Element and coordinate records

◆ ◆ ◆ ◆

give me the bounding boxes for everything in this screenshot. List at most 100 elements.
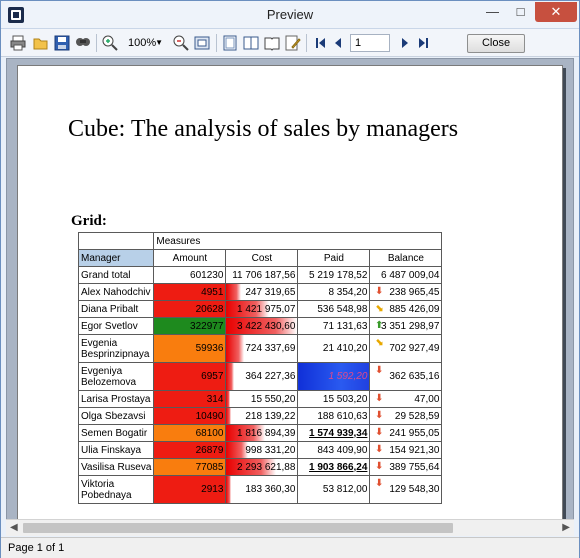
prev-page-icon[interactable] xyxy=(329,34,347,52)
paid-value: 1 903 866,24 xyxy=(309,461,368,473)
maximize-button[interactable]: □ xyxy=(507,2,534,22)
cost-cell: 1 421 975,07 xyxy=(225,300,299,318)
horizontal-scrollbar[interactable]: ◀ ▶ xyxy=(6,519,574,536)
amount-cell: 314 xyxy=(153,390,227,408)
manager-cell: Grand total xyxy=(77,266,155,284)
page-setup-icon[interactable] xyxy=(221,34,239,52)
scroll-thumb[interactable] xyxy=(23,523,453,533)
close-button[interactable]: Close xyxy=(467,34,525,53)
table-row: Vasilisa Ruseva 77085 2 293 621,88 1 903 86… xyxy=(77,458,443,476)
cost-cell: 724 337,69 xyxy=(225,334,299,363)
print-icon[interactable] xyxy=(9,34,27,52)
cost-value: 3 422 430,60 xyxy=(237,320,296,332)
multi-page-icon[interactable] xyxy=(242,34,260,52)
find-icon[interactable] xyxy=(74,34,92,52)
zoom-select[interactable]: 100% ▼ xyxy=(125,34,165,52)
paid-value: 71 131,63 xyxy=(322,320,368,332)
balance-value: 29 528,59 xyxy=(394,410,440,422)
paid-cell: 1 903 866,24 xyxy=(297,458,371,476)
cost-cell: 3 422 430,60 xyxy=(225,317,299,335)
trend-down-icon: ⬇ xyxy=(375,444,384,455)
balance-value: 885 426,09 xyxy=(389,303,440,315)
paid-value: 8 354,20 xyxy=(328,286,368,298)
balance-cell: ⬊ 702 927,49 xyxy=(369,334,443,363)
cost-value: 364 227,36 xyxy=(245,371,296,382)
table-row: Semen Bogatir 68100 1 816 894,39 1 574 939,… xyxy=(77,424,443,442)
amount-cell: 77085 xyxy=(153,458,227,476)
balance-cell: ⬆ 3 351 298,97 xyxy=(369,317,443,335)
cost-bar xyxy=(226,363,234,390)
cost-bar xyxy=(226,284,241,300)
balance-cell: ⬇ 241 955,05 xyxy=(369,424,443,442)
paid-cell: 53 812,00 xyxy=(297,475,371,504)
paid-value: 188 610,63 xyxy=(317,410,368,422)
manager-cell: Vasilisa Ruseva xyxy=(77,458,155,476)
chevron-down-icon: ▼ xyxy=(155,38,163,47)
balance-cell: ⬇ 47,00 xyxy=(369,390,443,408)
next-page-icon[interactable] xyxy=(396,34,414,52)
manager-cell: Ulia Finskaya xyxy=(77,441,155,459)
trend-down-icon: ⬇ xyxy=(375,393,384,404)
paid-cell: 71 131,63 xyxy=(297,317,371,335)
balance-value: 129 548,30 xyxy=(389,484,440,495)
page-number-input[interactable]: 1 xyxy=(350,34,390,52)
book-icon[interactable] xyxy=(263,34,281,52)
table-row: Evgenia Besprinzipnaya 59936 724 337,69 21 … xyxy=(77,334,443,363)
open-icon[interactable] xyxy=(32,34,50,52)
table-row: Diana Pribalt 20628 1 421 975,07 536 548,98… xyxy=(77,300,443,318)
amount-cell: 59936 xyxy=(153,334,227,363)
amount-cell: 10490 xyxy=(153,407,227,425)
minimize-button[interactable]: — xyxy=(479,2,506,22)
scroll-left-icon[interactable]: ◀ xyxy=(10,522,18,533)
title-bar[interactable]: Preview — □ ✕ xyxy=(1,1,579,29)
manager-cell: Diana Pribalt xyxy=(77,300,155,318)
cost-cell: 998 331,20 xyxy=(225,441,299,459)
column-header-balance: Balance xyxy=(369,249,443,267)
cost-value: 183 360,30 xyxy=(245,484,296,495)
cost-value: 15 550,20 xyxy=(250,393,296,405)
trend-side-icon: ⬊ xyxy=(375,337,384,348)
cost-value: 11 706 187,56 xyxy=(232,269,296,281)
last-page-icon[interactable] xyxy=(415,34,433,52)
first-page-icon[interactable] xyxy=(311,34,329,52)
table-row: Larisa Prostaya 314 15 550,20 15 503,20 ⬇ 47,… xyxy=(77,390,443,408)
close-window-button[interactable]: ✕ xyxy=(535,2,577,22)
page-info: Page 1 of 1 xyxy=(8,542,65,554)
fit-page-icon[interactable] xyxy=(193,34,211,52)
balance-cell: ⬇ 154 921,30 xyxy=(369,441,443,459)
report-title: Cube: The analysis of sales by managers xyxy=(68,116,459,142)
balance-value: 241 955,05 xyxy=(389,427,440,439)
grid-label: Grid: xyxy=(71,213,107,229)
paid-cell: 1 592,20 xyxy=(297,362,371,391)
save-icon[interactable] xyxy=(53,34,71,52)
column-header-cost: Cost xyxy=(225,249,299,267)
manager-cell: Olga Sbezavsi xyxy=(77,407,155,425)
cost-cell: 11 706 187,56 xyxy=(225,266,299,284)
cost-value: 2 293 621,88 xyxy=(237,461,296,473)
paid-cell: 843 409,90 xyxy=(297,441,371,459)
balance-cell: ⬇ 29 528,59 xyxy=(369,407,443,425)
preview-viewport[interactable]: Cube: The analysis of sales by managers … xyxy=(6,58,574,534)
table-row: Grand total 601230 11 706 187,56 5 219 178,… xyxy=(77,266,443,284)
cube-grid: Measures Manager Amount Cost Paid Balanc… xyxy=(77,232,443,504)
cost-value: 724 337,69 xyxy=(245,343,296,354)
paid-value: 21 410,20 xyxy=(322,343,368,354)
cost-cell: 15 550,20 xyxy=(225,390,299,408)
zoom-out-icon[interactable] xyxy=(172,34,190,52)
balance-cell: ⬇ 389 755,64 xyxy=(369,458,443,476)
edit-icon[interactable] xyxy=(284,34,302,52)
column-header-paid: Paid xyxy=(297,249,371,267)
paid-value: 1 574 939,34 xyxy=(309,427,368,439)
cost-cell: 364 227,36 xyxy=(225,362,299,391)
toolbar: 100% ▼ 1 Close xyxy=(1,29,579,57)
balance-value: 6 487 009,04 xyxy=(381,269,440,281)
balance-value: 362 635,16 xyxy=(389,371,440,382)
paid-cell: 536 548,98 xyxy=(297,300,371,318)
report-page: Cube: The analysis of sales by managers … xyxy=(17,65,563,533)
manager-cell: Evgenia Besprinzipnaya xyxy=(77,334,155,363)
table-row: Alex Nahodchiv 4951 247 319,65 8 354,20 ⬇ 238… xyxy=(77,283,443,301)
zoom-in-icon[interactable] xyxy=(101,34,119,52)
balance-value: 389 755,64 xyxy=(389,461,440,473)
scroll-right-icon[interactable]: ▶ xyxy=(562,522,570,533)
paid-value: 15 503,20 xyxy=(322,393,368,405)
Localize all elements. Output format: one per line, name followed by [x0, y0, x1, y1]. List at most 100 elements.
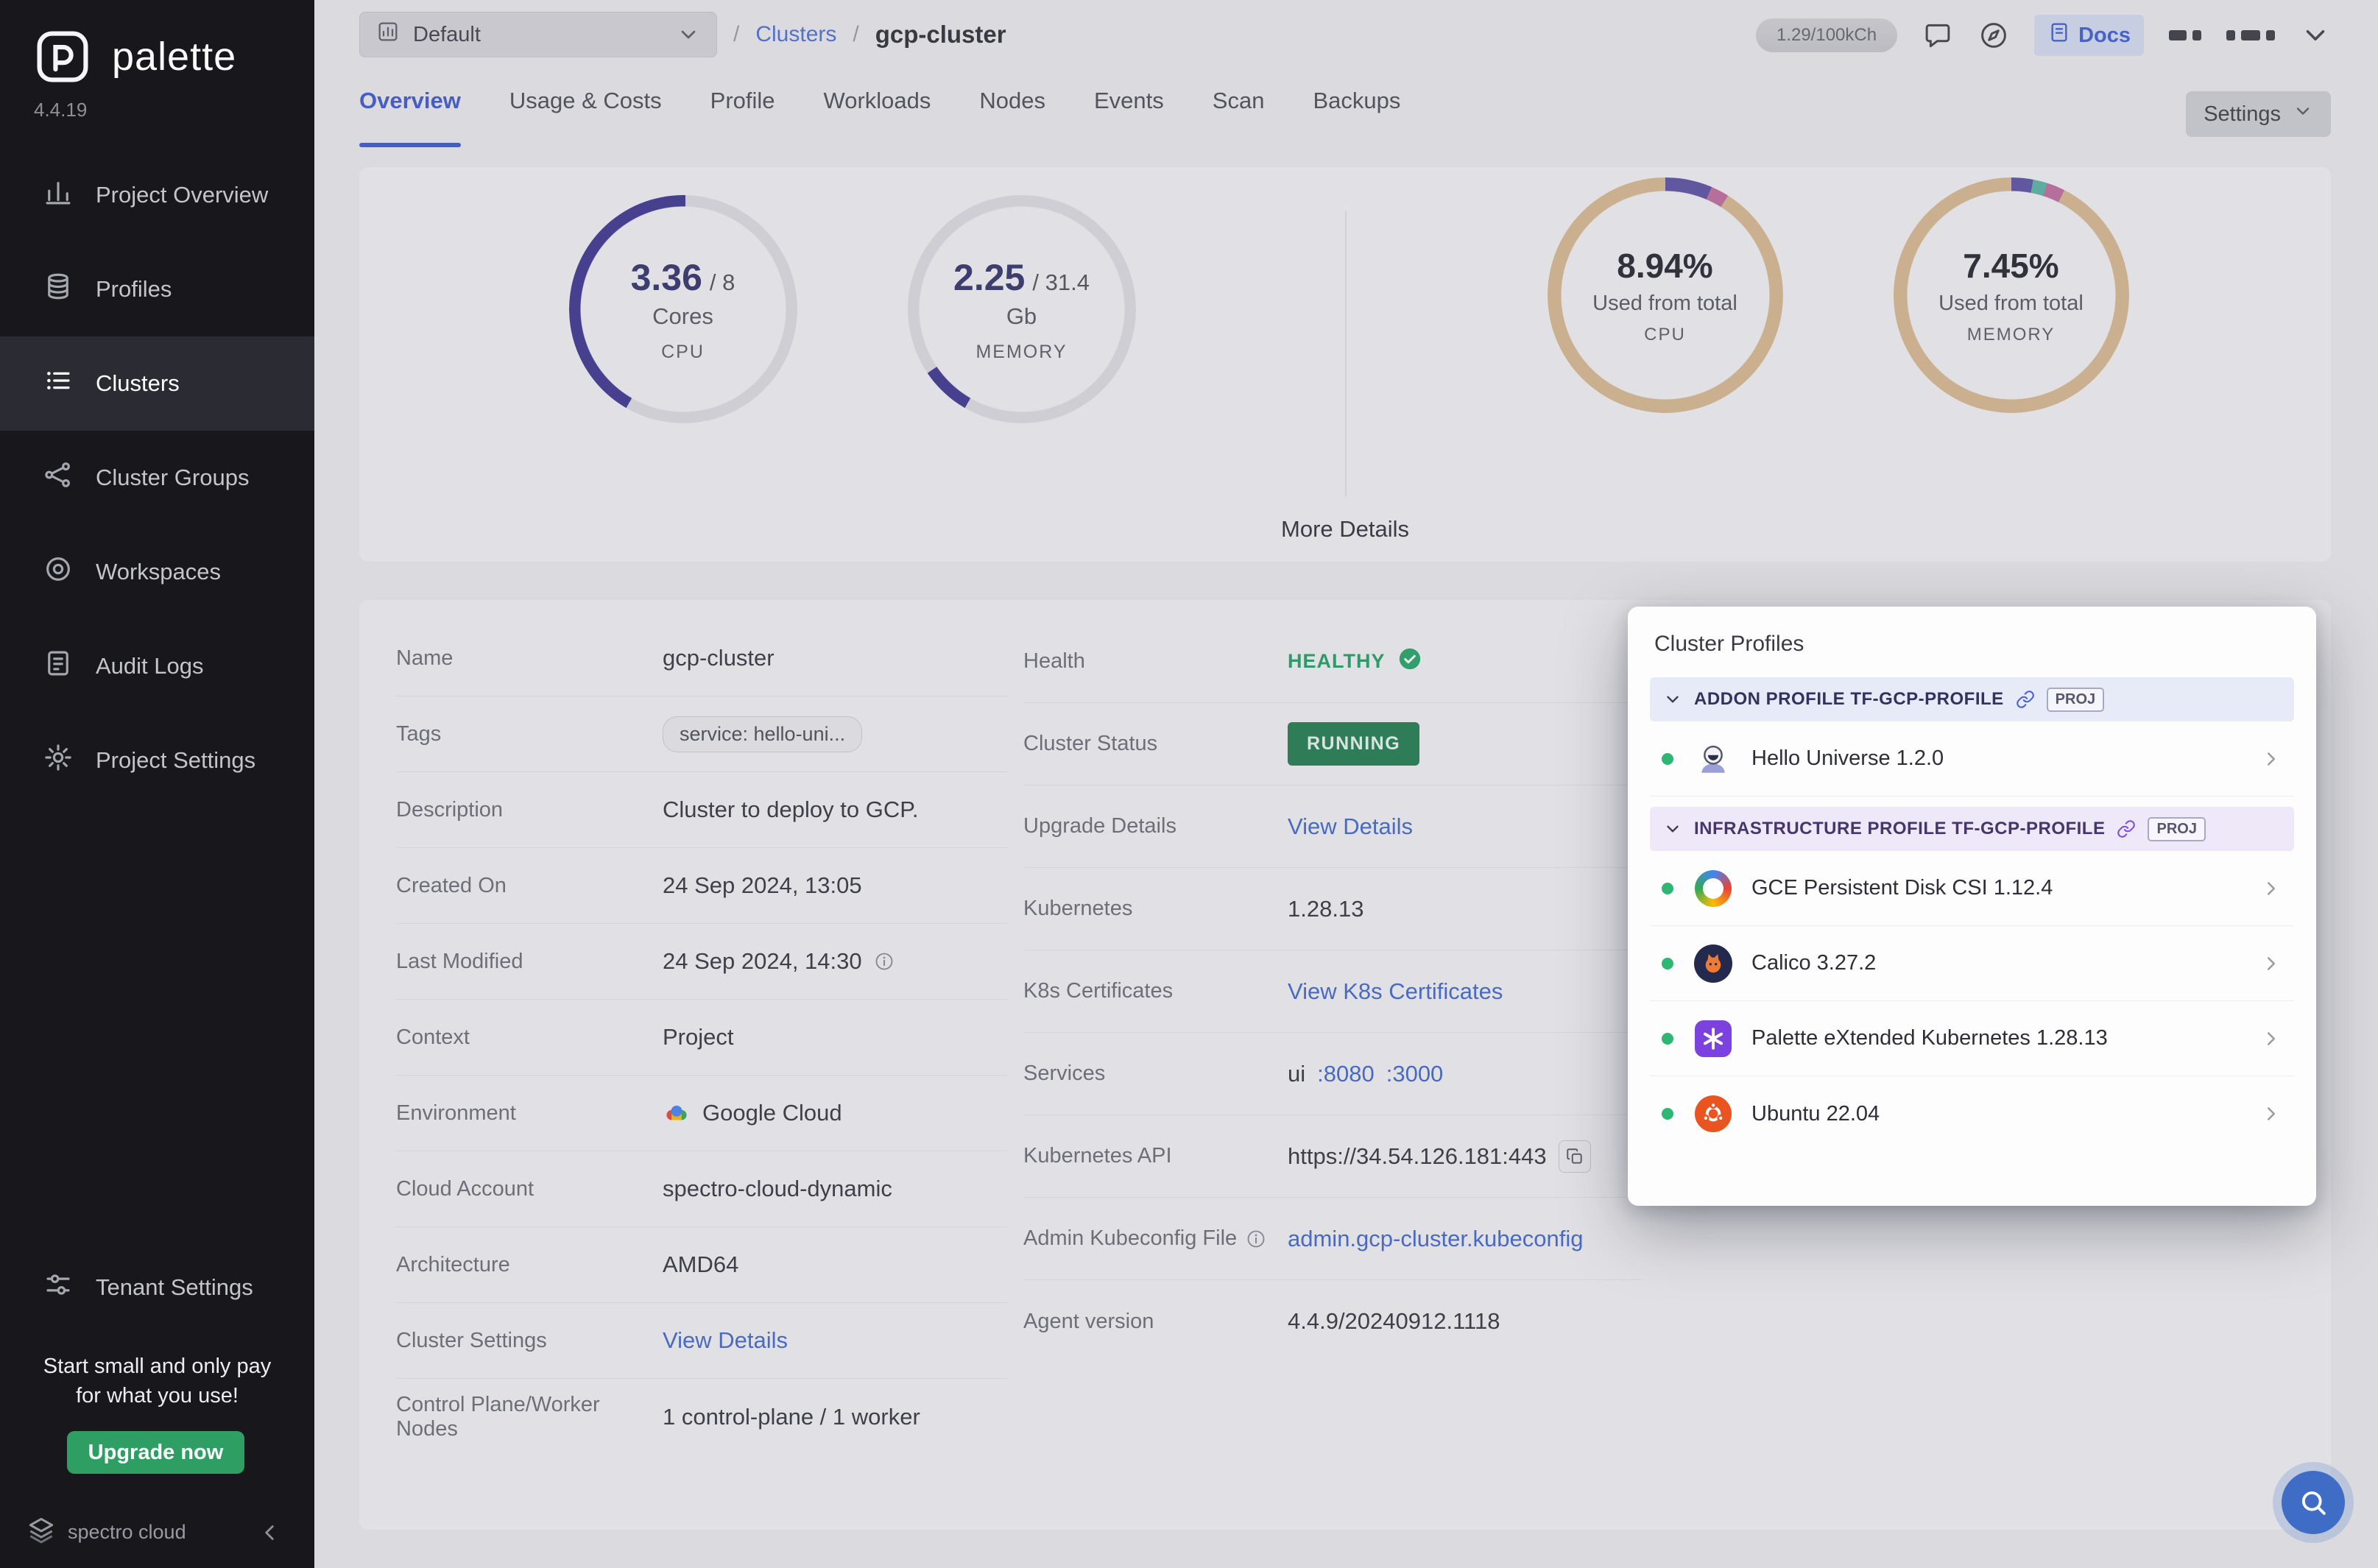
memory-total-donut: 7.45% Used from total MEMORY — [1894, 177, 2129, 413]
cpu-gauge: 3.36/ 8 Cores CPU — [569, 195, 797, 423]
list-icon — [43, 365, 74, 402]
search-fab-button[interactable] — [2282, 1471, 2345, 1534]
cluster-settings-view-details-link[interactable]: View Details — [663, 1327, 788, 1354]
proj-scope-badge: PROJ — [2148, 817, 2205, 841]
gce-disk-icon — [1695, 870, 1732, 907]
detail-row-services: Services ui :8080 :3000 — [1023, 1033, 1642, 1115]
memory-used-value: 2.25 — [953, 256, 1025, 299]
sidebar: palette 4.4.19 Project Overview Profiles… — [0, 0, 314, 1568]
infrastructure-profile-section-header[interactable]: INFRASTRUCTURE PROFILE TF-GCP-PROFILE PR… — [1650, 807, 2294, 851]
tab-profile[interactable]: Profile — [710, 87, 775, 147]
upgrade-now-button[interactable]: Upgrade now — [67, 1431, 244, 1474]
kubeconfig-download-link[interactable]: admin.gcp-cluster.kubeconfig — [1288, 1226, 1584, 1252]
settings-button[interactable]: Settings — [2186, 91, 2331, 137]
details-left-column: Name gcp-cluster Tags service: hello-uni… — [359, 621, 1023, 1500]
tab-events[interactable]: Events — [1094, 87, 1164, 147]
chevron-right-icon — [2260, 953, 2282, 975]
sidebar-item-cluster-groups[interactable]: Cluster Groups — [0, 431, 314, 525]
profile-layer-palette-kubernetes[interactable]: Palette eXtended Kubernetes 1.28.13 — [1650, 1001, 2294, 1076]
detail-row-control-plane-nodes: Control Plane/Worker Nodes 1 control-pla… — [396, 1379, 1007, 1455]
more-details-link[interactable]: More Details — [359, 516, 2331, 543]
sidebar-item-workspaces[interactable]: Workspaces — [0, 525, 314, 619]
running-status-badge: RUNNING — [1288, 722, 1419, 766]
info-icon[interactable] — [874, 951, 895, 972]
mini-chart-icon — [376, 20, 400, 49]
hello-universe-icon — [1694, 740, 1732, 778]
info-icon[interactable] — [1246, 1229, 1266, 1249]
profile-layer-calico[interactable]: Calico 3.27.2 — [1650, 926, 2294, 1001]
sidebar-item-clusters[interactable]: Clusters — [0, 336, 314, 431]
detail-row-agent-version: Agent version 4.4.9/20240912.1118 — [1023, 1280, 1642, 1363]
service-port-link[interactable]: :8080 — [1317, 1061, 1375, 1087]
tab-backups[interactable]: Backups — [1313, 87, 1400, 147]
copy-icon[interactable] — [1559, 1140, 1591, 1173]
sidebar-item-project-overview[interactable]: Project Overview — [0, 148, 314, 242]
indicator-bars-icon[interactable] — [2169, 30, 2201, 40]
cpu-percent-caption: Used from total — [1592, 292, 1737, 316]
memory-percent-value: 7.45% — [1963, 246, 2058, 286]
nodes-icon — [43, 459, 74, 496]
detail-row-kubernetes-api: Kubernetes API https://34.54.126.181:443 — [1023, 1115, 1642, 1198]
chat-icon[interactable] — [1922, 20, 1953, 51]
memory-percent-caption: Used from total — [1938, 292, 2084, 316]
check-circle-icon — [1397, 646, 1422, 677]
sliders-icon — [43, 1269, 74, 1306]
sidebar-item-label: Tenant Settings — [96, 1274, 253, 1301]
footer-brand-name: spectro cloud — [68, 1521, 186, 1544]
settings-button-label: Settings — [2204, 102, 2281, 127]
collapse-sidebar-icon[interactable] — [257, 1520, 282, 1545]
palette-kubernetes-icon — [1695, 1020, 1732, 1057]
brand-name: palette — [112, 34, 236, 80]
sidebar-menu: Project Overview Profiles Clusters Clust… — [0, 148, 314, 808]
service-port-link[interactable]: :3000 — [1386, 1061, 1444, 1087]
detail-row-created-on: Created On 24 Sep 2024, 13:05 — [396, 848, 1007, 924]
chevron-down-icon — [1663, 690, 1682, 709]
help-compass-icon[interactable] — [1978, 20, 2009, 51]
palette-logo-icon — [32, 27, 93, 87]
profile-layer-hello-universe[interactable]: Hello Universe 1.2.0 — [1650, 721, 2294, 797]
sidebar-item-profiles[interactable]: Profiles — [0, 242, 314, 336]
detail-row-cluster-status: Cluster Status RUNNING — [1023, 703, 1642, 785]
breadcrumb-clusters-link[interactable]: Clusters — [755, 22, 836, 47]
sidebar-item-audit-logs[interactable]: Audit Logs — [0, 619, 314, 713]
service-name: ui — [1288, 1061, 1305, 1087]
profile-layer-ubuntu[interactable]: Ubuntu 22.04 — [1650, 1076, 2294, 1151]
detail-row-health: Health HEALTHY — [1023, 621, 1642, 703]
indicator-bars-icon[interactable] — [2226, 30, 2275, 40]
detail-row-description: Description Cluster to deploy to GCP. — [396, 772, 1007, 848]
usage-quota-pill[interactable]: 1.29/100kCh — [1756, 18, 1897, 52]
sidebar-item-project-settings[interactable]: Project Settings — [0, 713, 314, 808]
usage-summary-card: 3.36/ 8 Cores CPU 2.25/ 31.4 Gb MEMORY — [359, 167, 2331, 562]
docs-icon — [2047, 21, 2071, 50]
sidebar-item-tenant-settings[interactable]: Tenant Settings — [0, 1241, 314, 1334]
docs-button[interactable]: Docs — [2034, 15, 2144, 56]
upgrade-promo-text: Start small and only pay for what you us… — [0, 1352, 314, 1410]
chevron-right-icon — [2260, 1028, 2282, 1050]
view-k8s-certificates-link[interactable]: View K8s Certificates — [1288, 978, 1503, 1005]
layers-stack-icon — [43, 271, 74, 308]
tab-workloads[interactable]: Workloads — [824, 87, 931, 147]
chevron-right-icon — [2260, 877, 2282, 900]
chevron-down-icon[interactable] — [2300, 20, 2331, 51]
profile-layer-gce-csi[interactable]: GCE Persistent Disk CSI 1.12.4 — [1650, 851, 2294, 926]
cpu-donut-label: CPU — [1644, 325, 1686, 345]
detail-row-k8s-certificates: K8s Certificates View K8s Certificates — [1023, 950, 1642, 1033]
upgrade-view-details-link[interactable]: View Details — [1288, 813, 1413, 840]
chevron-down-icon — [1663, 819, 1682, 838]
cpu-total-donut: 8.94% Used from total CPU — [1548, 177, 1783, 413]
status-dot-icon — [1662, 753, 1673, 765]
status-dot-icon — [1662, 958, 1673, 970]
chevron-down-icon — [677, 23, 700, 46]
tab-nodes[interactable]: Nodes — [979, 87, 1045, 147]
sidebar-bottom: Tenant Settings Start small and only pay… — [0, 1241, 314, 1568]
sidebar-item-label: Project Settings — [96, 747, 255, 774]
project-selector[interactable]: Default — [359, 12, 717, 57]
tab-usage-costs[interactable]: Usage & Costs — [509, 87, 662, 147]
cluster-tabs: Overview Usage & Costs Profile Workloads… — [359, 87, 1400, 147]
tab-overview[interactable]: Overview — [359, 87, 461, 147]
tab-scan[interactable]: Scan — [1213, 87, 1265, 147]
chevron-right-icon — [2260, 1103, 2282, 1125]
addon-profile-section-header[interactable]: ADDON PROFILE TF-GCP-PROFILE PROJ — [1650, 677, 2294, 721]
sidebar-item-label: Workspaces — [96, 559, 221, 585]
breadcrumb-separator: / — [853, 22, 858, 47]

◆ ◆ ◆ ◆

Please edit the lines that begin at the one containing "memory-total-donut: 7.45% Used" and stop after the one containing "more-details-link[interactable]: More Details". Replace "Cores" with "vCores", keep everything else unchanged, and return only those lines.

memory-total-donut: 7.45% Used from total MEMORY — [1894, 177, 2129, 413]
cpu-gauge: 3.36/ 8 vCores CPU — [569, 195, 797, 423]
list-icon — [43, 365, 74, 402]
search-fab-button[interactable] — [2282, 1471, 2345, 1534]
cluster-settings-view-details-link[interactable]: View Details — [663, 1327, 788, 1354]
proj-scope-badge: PROJ — [2148, 817, 2205, 841]
gce-disk-icon — [1695, 870, 1732, 907]
detail-row-services: Services ui :8080 :3000 — [1023, 1033, 1642, 1115]
memory-used-value: 2.25 — [953, 256, 1025, 299]
sidebar: palette 4.4.19 Project Overview Profiles… — [0, 0, 314, 1568]
infrastructure-profile-section-header[interactable]: INFRASTRUCTURE PROFILE TF-GCP-PROFILE PR… — [1650, 807, 2294, 851]
tab-profile[interactable]: Profile — [710, 87, 775, 147]
upgrade-now-button[interactable]: Upgrade now — [67, 1431, 244, 1474]
kubeconfig-download-link[interactable]: admin.gcp-cluster.kubeconfig — [1288, 1226, 1584, 1252]
settings-button[interactable]: Settings — [2186, 91, 2331, 137]
details-left-column: Name gcp-cluster Tags service: hello-uni… — [359, 621, 1023, 1500]
tab-events[interactable]: Events — [1094, 87, 1164, 147]
chevron-right-icon — [2260, 953, 2282, 975]
sidebar-item-cluster-groups[interactable]: Cluster Groups — [0, 431, 314, 525]
profile-layer-palette-kubernetes[interactable]: Palette eXtended Kubernetes 1.28.13 — [1650, 1001, 2294, 1076]
detail-row-control-plane-nodes: Control Plane/Worker Nodes 1 control-pla… — [396, 1379, 1007, 1455]
more-details-link[interactable]: More Details — [359, 516, 2331, 543]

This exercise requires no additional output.